- **Your objective**: Without the pictures, return all of the material exactly as written.

- **Records to use**:
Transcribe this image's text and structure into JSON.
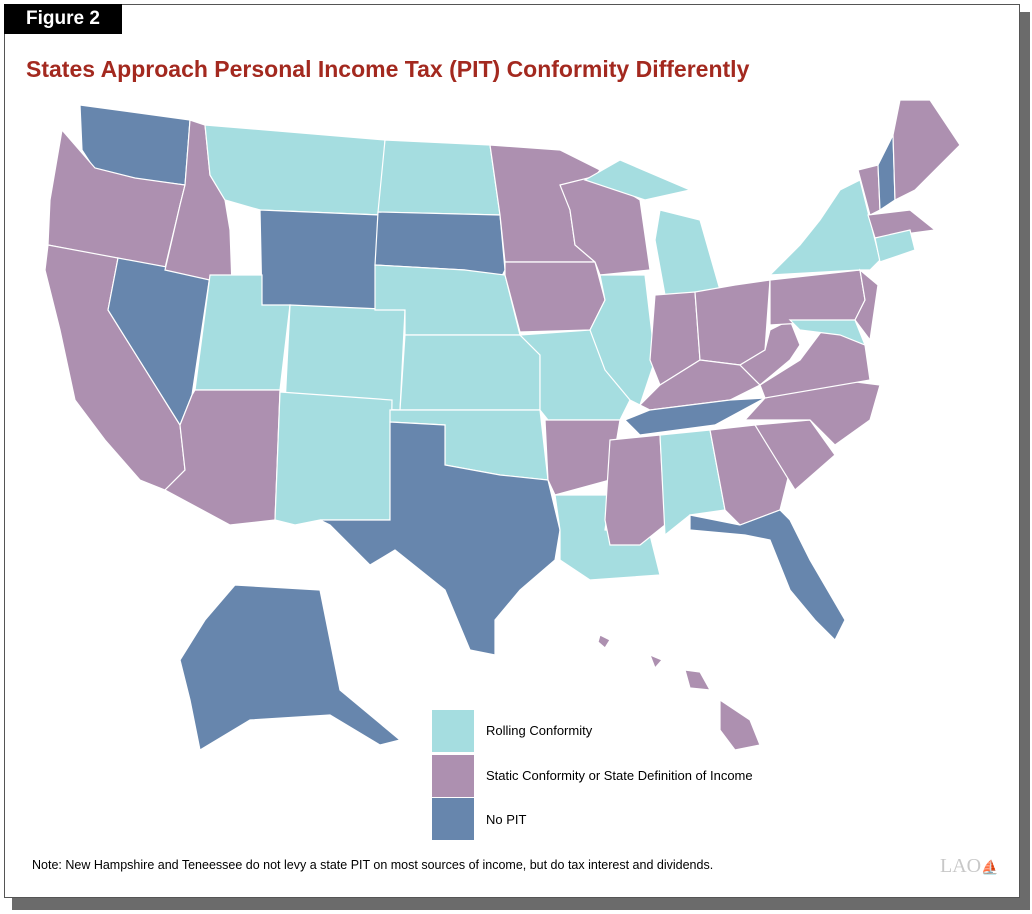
{
  "figure_label": "Figure 2",
  "title": "States Approach Personal Income Tax (PIT) Conformity Differently",
  "colors": {
    "rolling": "#a5dde0",
    "static": "#ad90b0",
    "none": "#6786ad",
    "title": "#a3291f"
  },
  "legend": [
    {
      "key": "rolling",
      "label": "Rolling Conformity"
    },
    {
      "key": "static",
      "label": "Static Conformity or State Definition of Income"
    },
    {
      "key": "none",
      "label": "No PIT"
    }
  ],
  "states": {
    "WA": "none",
    "OR": "static",
    "CA": "static",
    "NV": "none",
    "ID": "static",
    "MT": "rolling",
    "WY": "none",
    "UT": "rolling",
    "CO": "rolling",
    "AZ": "static",
    "NM": "rolling",
    "ND": "rolling",
    "SD": "none",
    "NE": "rolling",
    "KS": "rolling",
    "OK": "rolling",
    "TX": "none",
    "MN": "static",
    "IA": "static",
    "MO": "rolling",
    "AR": "static",
    "LA": "rolling",
    "WI": "static",
    "IL": "rolling",
    "MI": "rolling",
    "IN": "static",
    "OH": "static",
    "KY": "static",
    "TN": "none",
    "MS": "static",
    "AL": "rolling",
    "GA": "static",
    "FL": "none",
    "SC": "static",
    "NC": "static",
    "VA": "static",
    "WV": "static",
    "PA": "static",
    "NY": "rolling",
    "NJ": "static",
    "MD": "rolling",
    "VT": "static",
    "NH": "none",
    "ME": "static",
    "MA": "static",
    "CT": "rolling",
    "AK": "none",
    "HI": "static"
  },
  "note": "Note: New Hampshire and Teneessee do not levy a state PIT on most sources of income, but do tax interest and dividends.",
  "logo": "LAO"
}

- **Written answer**:
Transcribe this image's text and structure into JSON.
{
  "figure_label": "Figure 2",
  "title": "States Approach Personal Income Tax (PIT) Conformity Differently",
  "colors": {
    "rolling": "#a5dde0",
    "static": "#ad90b0",
    "none": "#6786ad",
    "title": "#a3291f"
  },
  "legend": [
    {
      "key": "rolling",
      "label": "Rolling Conformity"
    },
    {
      "key": "static",
      "label": "Static Conformity or State Definition of Income"
    },
    {
      "key": "none",
      "label": "No PIT"
    }
  ],
  "states": {
    "WA": "none",
    "OR": "static",
    "CA": "static",
    "NV": "none",
    "ID": "static",
    "MT": "rolling",
    "WY": "none",
    "UT": "rolling",
    "CO": "rolling",
    "AZ": "static",
    "NM": "rolling",
    "ND": "rolling",
    "SD": "none",
    "NE": "rolling",
    "KS": "rolling",
    "OK": "rolling",
    "TX": "none",
    "MN": "static",
    "IA": "static",
    "MO": "rolling",
    "AR": "static",
    "LA": "rolling",
    "WI": "static",
    "IL": "rolling",
    "MI": "rolling",
    "IN": "static",
    "OH": "static",
    "KY": "static",
    "TN": "none",
    "MS": "static",
    "AL": "rolling",
    "GA": "static",
    "FL": "none",
    "SC": "static",
    "NC": "static",
    "VA": "static",
    "WV": "static",
    "PA": "static",
    "NY": "rolling",
    "NJ": "static",
    "MD": "rolling",
    "VT": "static",
    "NH": "none",
    "ME": "static",
    "MA": "static",
    "CT": "rolling",
    "AK": "none",
    "HI": "static"
  },
  "note": "Note: New Hampshire and Teneessee do not levy a state PIT on most sources of income, but do tax interest and dividends.",
  "logo": "LAO"
}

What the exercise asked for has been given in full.